# Work instructions:
Transcribe each line of the material as it is, and drop any picture.
# Start of Data provided
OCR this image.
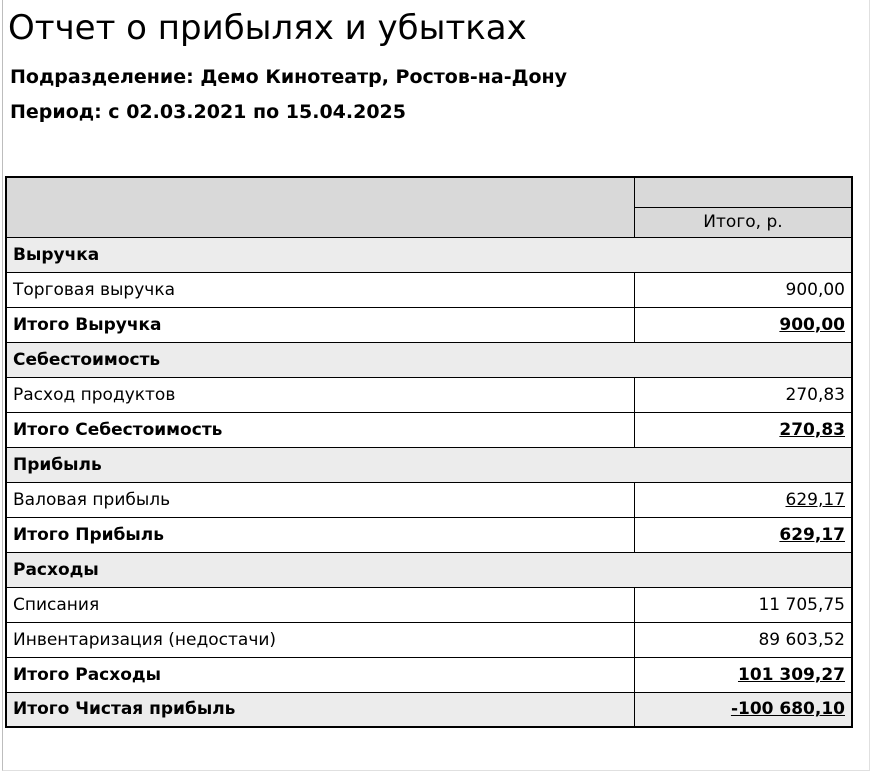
Отчет о прибылях и убытках
Подразделение: Демо Кинотеатр, Ростов-на-Дону
Период: с 02.03.2021 по 15.04.2025

	Итого, р.
Выручка	
Торговая выручка	900,00
Итого Выручка	900,00
Себестоимость	
Расход продуктов	270,83
Итого Себестоимость	270,83
Прибыль	
Валовая прибыль	629,17
Итого Прибыль	629,17
Расходы	
Списания	11 705,75
Инвентаризация (недостачи)	89 603,52
Итого Расходы	101 309,27
Итого Чистая прибыль	-100 680,10
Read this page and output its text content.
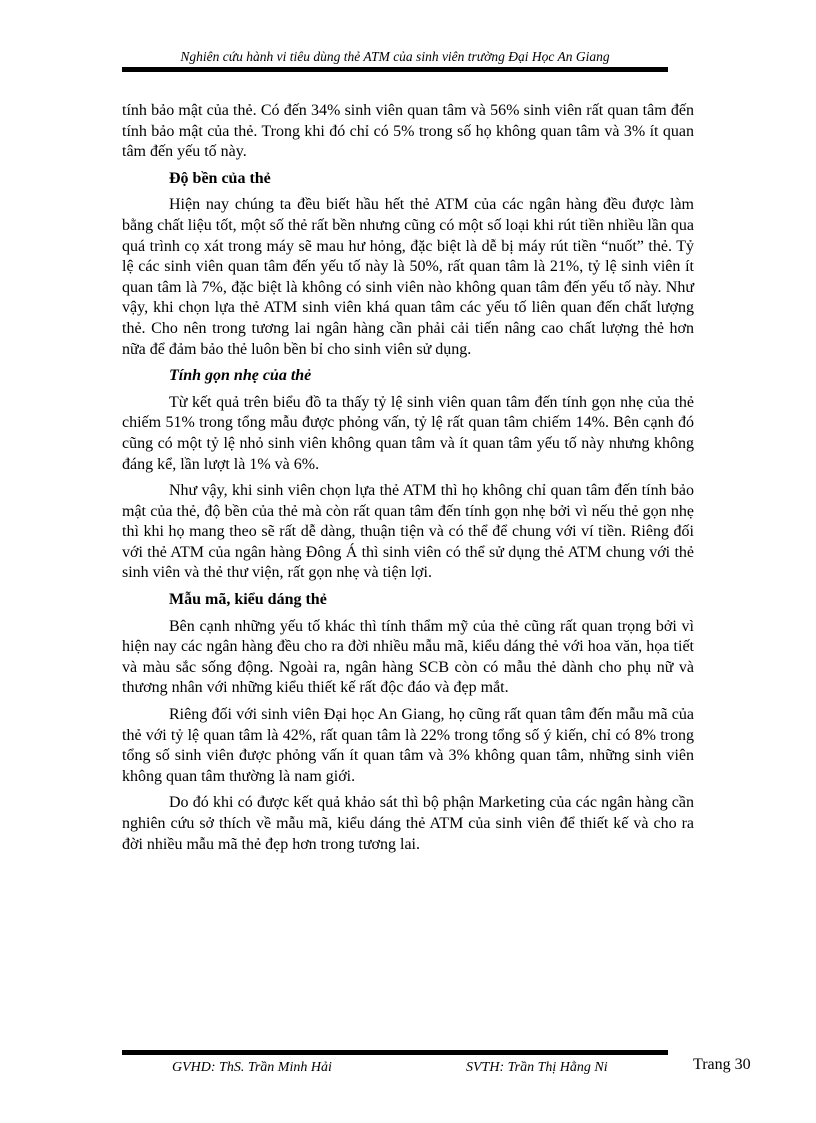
Nghiên cứu hành vi tiêu dùng thẻ ATM của sinh viên trường Đại Học An Giang

tính bảo mật của thẻ. Có đến 34% sinh viên quan tâm và 56% sinh viên rất quan tâm đến tính bảo mật của thẻ. Trong khi đó chỉ có 5% trong số họ không quan tâm và 3% ít quan tâm đến yếu tố này.

Độ bền của thẻ

Hiện nay chúng ta đều biết hầu hết thẻ ATM của các ngân hàng đều được làm bằng chất liệu tốt, một số thẻ rất bền nhưng cũng có một số loại khi rút tiền nhiều lần qua quá trình cọ xát trong máy sẽ mau hư hỏng, đặc biệt là dễ bị máy rút tiền “nuốt” thẻ. Tỷ lệ các sinh viên quan tâm đến yếu tố này là 50%, rất quan tâm là 21%, tỷ lệ sinh viên ít quan tâm là 7%, đặc biệt là không có sinh viên nào không quan tâm đến yếu tố này. Như vậy, khi chọn lựa thẻ ATM sinh viên khá quan tâm các yếu tố liên quan đến chất lượng thẻ. Cho nên trong tương lai ngân hàng cần phải cải tiến nâng cao chất lượng thẻ hơn nữa để đảm bảo thẻ luôn bền bỉ cho sinh viên sử dụng.

Tính gọn nhẹ của thẻ

Từ kết quả trên biểu đồ ta thấy tỷ lệ sinh viên quan tâm đến tính gọn nhẹ của thẻ chiếm 51% trong tổng mẫu được phỏng vấn, tỷ lệ rất quan tâm chiếm 14%. Bên cạnh đó cũng có một tỷ lệ nhỏ sinh viên không quan tâm và ít quan tâm yếu tố này nhưng không đáng kể, lần lượt là 1% và 6%.

Như vậy, khi sinh viên chọn lựa thẻ ATM thì họ không chỉ quan tâm đến tính bảo mật của thẻ, độ bền của thẻ mà còn rất quan tâm đến tính gọn nhẹ bởi vì nếu thẻ gọn nhẹ thì khi họ mang theo sẽ rất dễ dàng, thuận tiện và có thể để chung với ví tiền. Riêng đối với thẻ ATM của ngân hàng Đông Á thì sinh viên có thể sử dụng thẻ ATM chung với thẻ sinh viên và thẻ thư viện, rất gọn nhẹ và tiện lợi.

Mẫu mã, kiểu dáng thẻ

Bên cạnh những yếu tố khác thì tính thẩm mỹ của thẻ cũng rất quan trọng bởi vì hiện nay các ngân hàng đều cho ra đời nhiều mẫu mã, kiểu dáng thẻ với hoa văn, họa tiết và màu sắc sống động. Ngoài ra, ngân hàng SCB còn có mẫu thẻ dành cho phụ nữ và thương nhân với những kiểu thiết kế rất độc đáo và đẹp mắt.

Riêng đối với sinh viên Đại học An Giang, họ cũng rất quan tâm đến mẫu mã của thẻ với tỷ lệ quan tâm là 42%, rất quan tâm là 22% trong tổng số ý kiến, chỉ có 8% trong tổng số sinh viên được phỏng vấn ít quan tâm và 3% không quan tâm, những sinh viên không quan tâm thường là nam giới.

Do đó khi có được kết quả khảo sát thì bộ phận Marketing của các ngân hàng cần nghiên cứu sở thích về mẫu mã, kiểu dáng thẻ ATM của sinh viên để thiết kế và cho ra đời nhiều mẫu mã thẻ đẹp hơn trong tương lai.

GVHD: ThS. Trần Minh Hải	SVTH: Trần Thị Hằng Ni	Trang 30
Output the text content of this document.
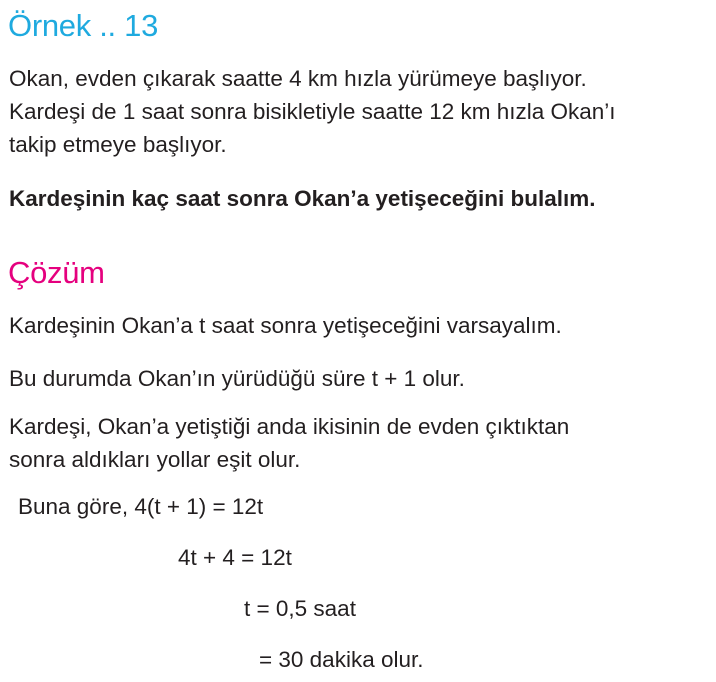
Örnek .. 13
Okan, evden çıkarak saatte 4 km hızla yürümeye başlıyor.
Kardeşi de 1 saat sonra bisikletiyle saatte 12 km hızla Okan’ı
takip etmeye başlıyor.
Kardeşinin kaç saat sonra Okan’a yetişeceğini bulalım.
Çözüm
Kardeşinin Okan’a t saat sonra yetişeceğini varsayalım.
Bu durumda Okan’ın yürüdüğü süre t + 1 olur.
Kardeşi, Okan’a yetiştiği anda ikisinin de evden çıktıktan
sonra aldıkları yollar eşit olur.
Buna göre, 4(t + 1) = 12t
4t + 4 = 12t
t = 0,5 saat
= 30 dakika olur.
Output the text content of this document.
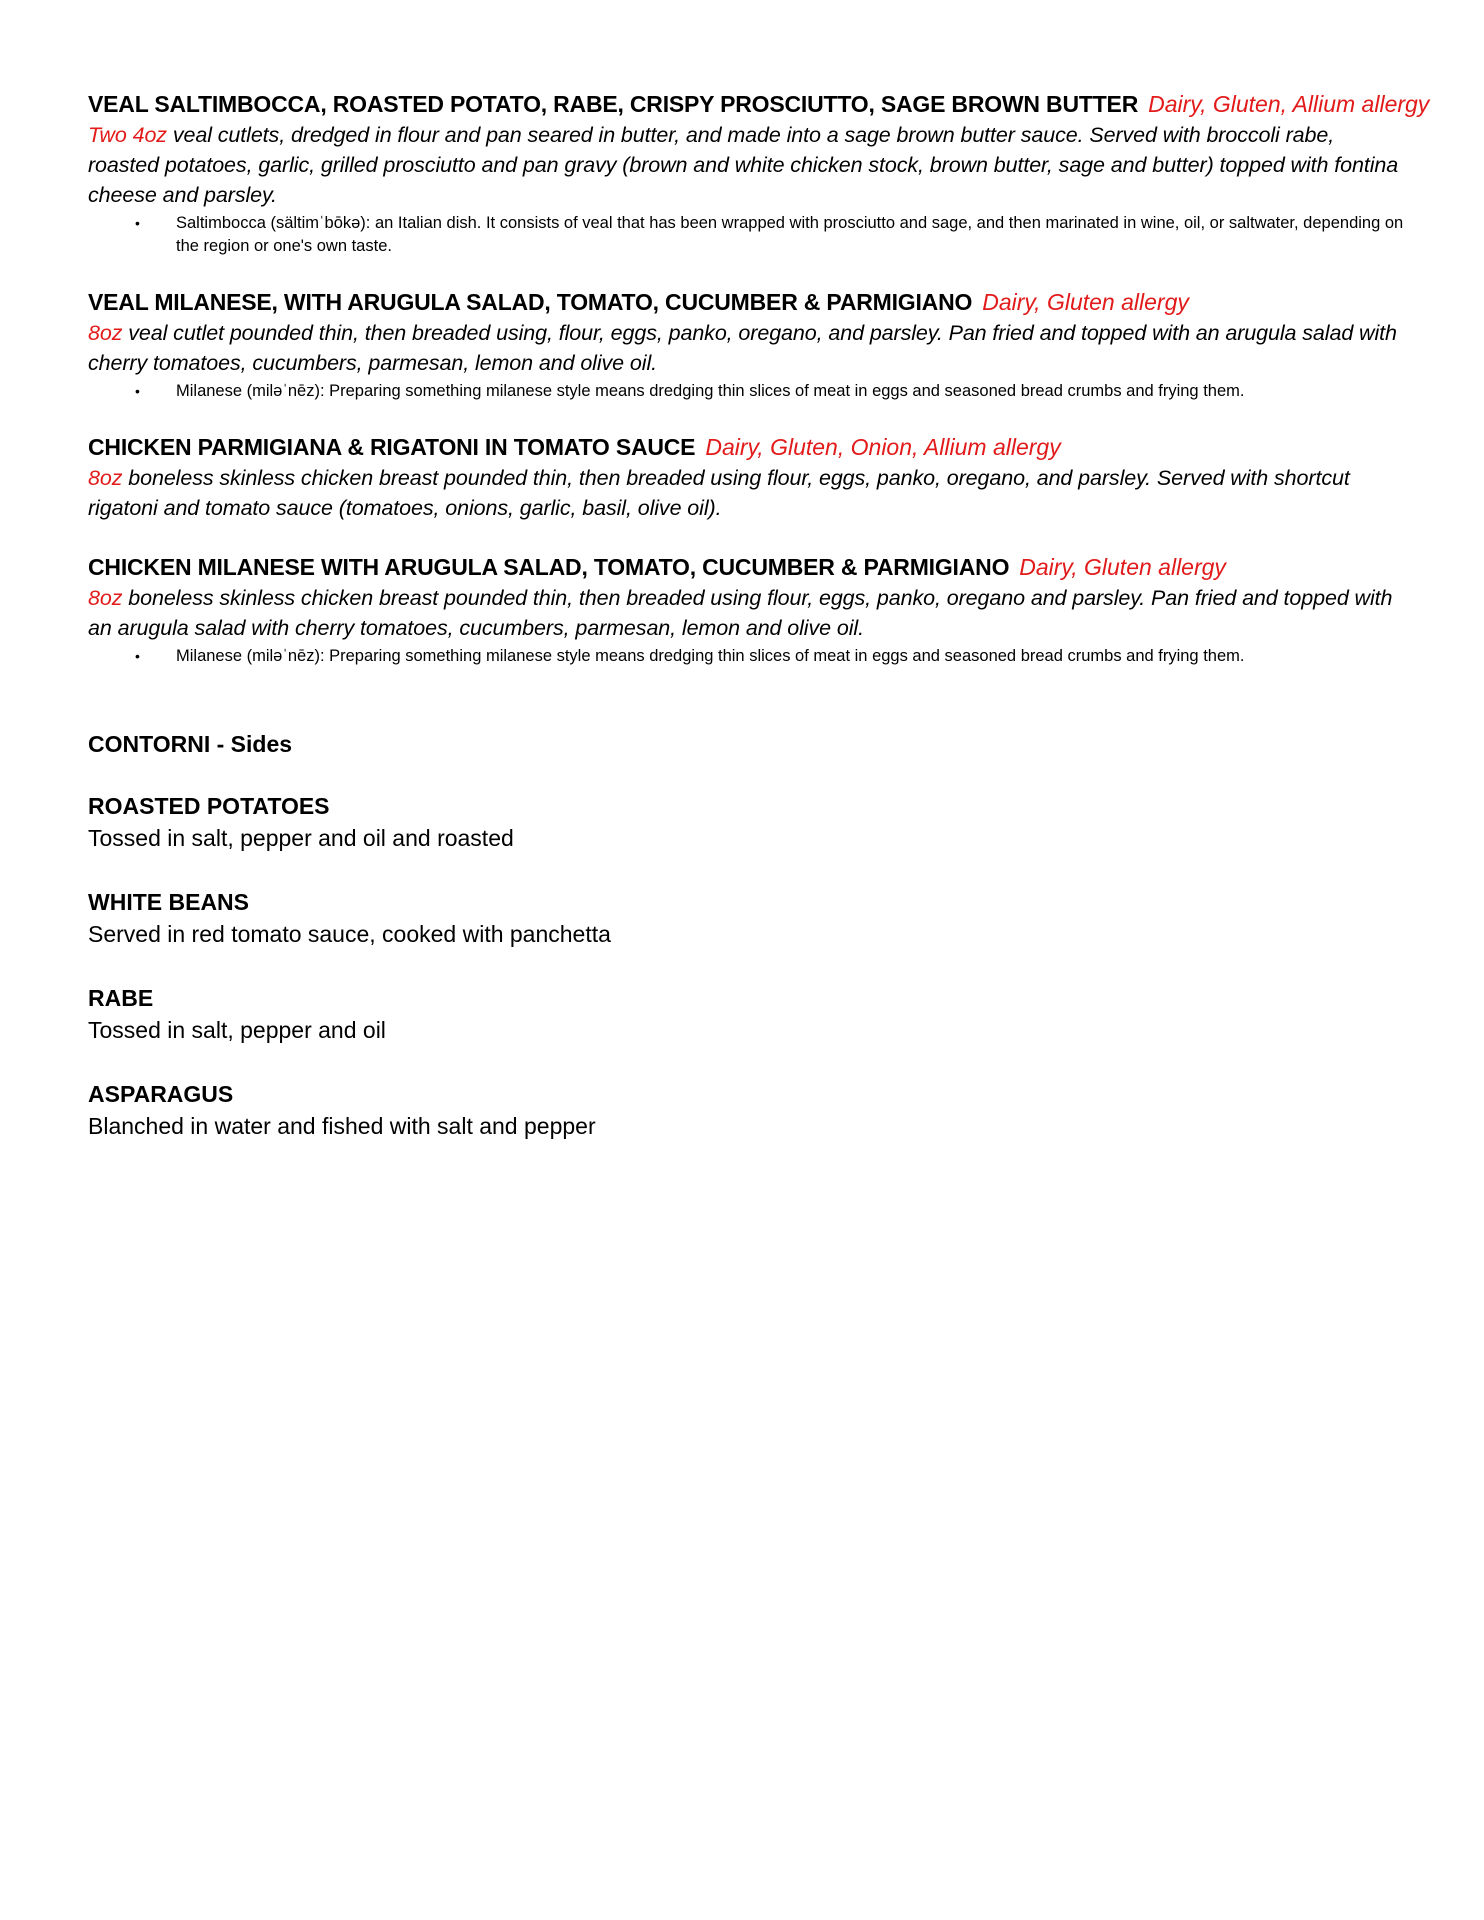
VEAL SALTIMBOCCA, ROASTED POTATO, RABE, CRISPY PROSCIUTTO, SAGE BROWN BUTTER Dairy, Gluten, Allium allergy
Two 4oz veal cutlets, dredged in flour and pan seared in butter, and made into a sage brown butter sauce. Served with broccoli rabe, roasted potatoes, garlic, grilled prosciutto and pan gravy (brown and white chicken stock, brown butter, sage and butter) topped with fontina cheese and parsley.
• Saltimbocca (sältimˈbōkə): an Italian dish. It consists of veal that has been wrapped with prosciutto and sage, and then marinated in wine, oil, or saltwater, depending on the region or one's own taste.
VEAL MILANESE, WITH ARUGULA SALAD, TOMATO, CUCUMBER & PARMIGIANO Dairy, Gluten allergy
8oz veal cutlet pounded thin, then breaded using, flour, eggs, panko, oregano, and parsley. Pan fried and topped with an arugula salad with cherry tomatoes, cucumbers, parmesan, lemon and olive oil.
• Milanese (miləˈnēz): Preparing something milanese style means dredging thin slices of meat in eggs and seasoned bread crumbs and frying them.
CHICKEN PARMIGIANA & RIGATONI IN TOMATO SAUCE Dairy, Gluten, Onion, Allium allergy
8oz boneless skinless chicken breast pounded thin, then breaded using flour, eggs, panko, oregano, and parsley. Served with shortcut rigatoni and tomato sauce (tomatoes, onions, garlic, basil, olive oil).
CHICKEN MILANESE WITH ARUGULA SALAD, TOMATO, CUCUMBER & PARMIGIANO Dairy, Gluten allergy
8oz boneless skinless chicken breast pounded thin, then breaded using flour, eggs, panko, oregano and parsley. Pan fried and topped with an arugula salad with cherry tomatoes, cucumbers, parmesan, lemon and olive oil.
• Milanese (miləˈnēz): Preparing something milanese style means dredging thin slices of meat in eggs and seasoned bread crumbs and frying them.
CONTORNI - Sides
ROASTED POTATOES
Tossed in salt, pepper and oil and roasted
WHITE BEANS
Served in red tomato sauce, cooked with panchetta
RABE
Tossed in salt, pepper and oil
ASPARAGUS
Blanched in water and fished with salt and pepper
# End of Data provided
# Task response:
OCR this image.
Отчет о прибылях и убытках
Подразделение: Демо Кинотеатр, Ростов-на-Дону
Период: с 02.03.2021 по 15.04.2025

	Итого, р.
Выручка	
Торговая выручка	900,00
Итого Выручка	900,00
Себестоимость	
Расход продуктов	270,83
Итого Себестоимость	270,83
Прибыль	
Валовая прибыль	629,17
Итого Прибыль	629,17
Расходы	
Списания	11 705,75
Инвентаризация (недостачи)	89 603,52
Итого Расходы	101 309,27
Итого Чистая прибыль	-100 680,10
Read this page and output its text content.
Nghiên cứu hành vi tiêu dùng thẻ ATM của sinh viên trường Đại Học An Giang

tính bảo mật của thẻ. Có đến 34% sinh viên quan tâm và 56% sinh viên rất quan tâm đến tính bảo mật của thẻ. Trong khi đó chỉ có 5% trong số họ không quan tâm và 3% ít quan tâm đến yếu tố này.

Độ bền của thẻ

Hiện nay chúng ta đều biết hầu hết thẻ ATM của các ngân hàng đều được làm bằng chất liệu tốt, một số thẻ rất bền nhưng cũng có một số loại khi rút tiền nhiều lần qua quá trình cọ xát trong máy sẽ mau hư hỏng, đặc biệt là dễ bị máy rút tiền “nuốt” thẻ. Tỷ lệ các sinh viên quan tâm đến yếu tố này là 50%, rất quan tâm là 21%, tỷ lệ sinh viên ít quan tâm là 7%, đặc biệt là không có sinh viên nào không quan tâm đến yếu tố này. Như vậy, khi chọn lựa thẻ ATM sinh viên khá quan tâm các yếu tố liên quan đến chất lượng thẻ. Cho nên trong tương lai ngân hàng cần phải cải tiến nâng cao chất lượng thẻ hơn nữa để đảm bảo thẻ luôn bền bỉ cho sinh viên sử dụng.

Tính gọn nhẹ của thẻ

Từ kết quả trên biểu đồ ta thấy tỷ lệ sinh viên quan tâm đến tính gọn nhẹ của thẻ chiếm 51% trong tổng mẫu được phỏng vấn, tỷ lệ rất quan tâm chiếm 14%. Bên cạnh đó cũng có một tỷ lệ nhỏ sinh viên không quan tâm và ít quan tâm yếu tố này nhưng không đáng kể, lần lượt là 1% và 6%.

Như vậy, khi sinh viên chọn lựa thẻ ATM thì họ không chỉ quan tâm đến tính bảo mật của thẻ, độ bền của thẻ mà còn rất quan tâm đến tính gọn nhẹ bởi vì nếu thẻ gọn nhẹ thì khi họ mang theo sẽ rất dễ dàng, thuận tiện và có thể để chung với ví tiền. Riêng đối với thẻ ATM của ngân hàng Đông Á thì sinh viên có thể sử dụng thẻ ATM chung với thẻ sinh viên và thẻ thư viện, rất gọn nhẹ và tiện lợi.

Mẫu mã, kiểu dáng thẻ

Bên cạnh những yếu tố khác thì tính thẩm mỹ của thẻ cũng rất quan trọng bởi vì hiện nay các ngân hàng đều cho ra đời nhiều mẫu mã, kiểu dáng thẻ với hoa văn, họa tiết và màu sắc sống động. Ngoài ra, ngân hàng SCB còn có mẫu thẻ dành cho phụ nữ và thương nhân với những kiểu thiết kế rất độc đáo và đẹp mắt.

Riêng đối với sinh viên Đại học An Giang, họ cũng rất quan tâm đến mẫu mã của thẻ với tỷ lệ quan tâm là 42%, rất quan tâm là 22% trong tổng số ý kiến, chỉ có 8% trong tổng số sinh viên được phỏng vấn ít quan tâm và 3% không quan tâm, những sinh viên không quan tâm thường là nam giới.

Do đó khi có được kết quả khảo sát thì bộ phận Marketing của các ngân hàng cần nghiên cứu sở thích về mẫu mã, kiểu dáng thẻ ATM của sinh viên để thiết kế và cho ra đời nhiều mẫu mã thẻ đẹp hơn trong tương lai.

GVHD: ThS. Trần Minh Hải	SVTH: Trần Thị Hằng Ni	Trang 30
Output the text content of this document.
Örnek .. 13
Okan, evden çıkarak saatte 4 km hızla yürümeye başlıyor.
Kardeşi de 1 saat sonra bisikletiyle saatte 12 km hızla Okan’ı
takip etmeye başlıyor.
Kardeşinin kaç saat sonra Okan’a yetişeceğini bulalım.
Çözüm
Kardeşinin Okan’a t saat sonra yetişeceğini varsayalım.
Bu durumda Okan’ın yürüdüğü süre t + 1 olur.
Kardeşi, Okan’a yetiştiği anda ikisinin de evden çıktıktan
sonra aldıkları yollar eşit olur.
Buna göre, 4(t + 1) = 12t
4t + 4 = 12t
t = 0,5 saat
= 30 dakika olur.
Output the text content of this document.
VEAL SALTIMBOCCA, ROASTED POTATO, RABE, CRISPY PROSCIUTTO, SAGE BROWN BUTTER Dairy, Gluten, Allium allergy
Two 4oz veal cutlets, dredged in flour and pan seared in butter, and made into a sage brown butter sauce. Served with broccoli rabe, roasted potatoes, garlic, grilled prosciutto and pan gravy (brown and white chicken stock, brown butter, sage and butter) topped with fontina cheese and parsley.
• Saltimbocca (sältimˈbōkə): an Italian dish. It consists of veal that has been wrapped with prosciutto and sage, and then marinated in wine, oil, or saltwater, depending on the region or one's own taste.
VEAL MILANESE, WITH ARUGULA SALAD, TOMATO, CUCUMBER & PARMIGIANO Dairy, Gluten allergy
8oz veal cutlet pounded thin, then breaded using, flour, eggs, panko, oregano, and parsley. Pan fried and topped with an arugula salad with cherry tomatoes, cucumbers, parmesan, lemon and olive oil.
• Milanese (miləˈnēz): Preparing something milanese style means dredging thin slices of meat in eggs and seasoned bread crumbs and frying them.
CHICKEN PARMIGIANA & RIGATONI IN TOMATO SAUCE Dairy, Gluten, Onion, Allium allergy
8oz boneless skinless chicken breast pounded thin, then breaded using flour, eggs, panko, oregano, and parsley. Served with shortcut rigatoni and tomato sauce (tomatoes, onions, garlic, basil, olive oil).
CHICKEN MILANESE WITH ARUGULA SALAD, TOMATO, CUCUMBER & PARMIGIANO Dairy, Gluten allergy
8oz boneless skinless chicken breast pounded thin, then breaded using flour, eggs, panko, oregano and parsley. Pan fried and topped with an arugula salad with cherry tomatoes, cucumbers, parmesan, lemon and olive oil.
• Milanese (miləˈnēz): Preparing something milanese style means dredging thin slices of meat in eggs and seasoned bread crumbs and frying them.
CONTORNI - Sides
ROASTED POTATOES
Tossed in salt, pepper and oil and roasted
WHITE BEANS
Served in red tomato sauce, cooked with panchetta
RABE
Tossed in salt, pepper and oil
ASPARAGUS
Blanched in water and fished with salt and pepper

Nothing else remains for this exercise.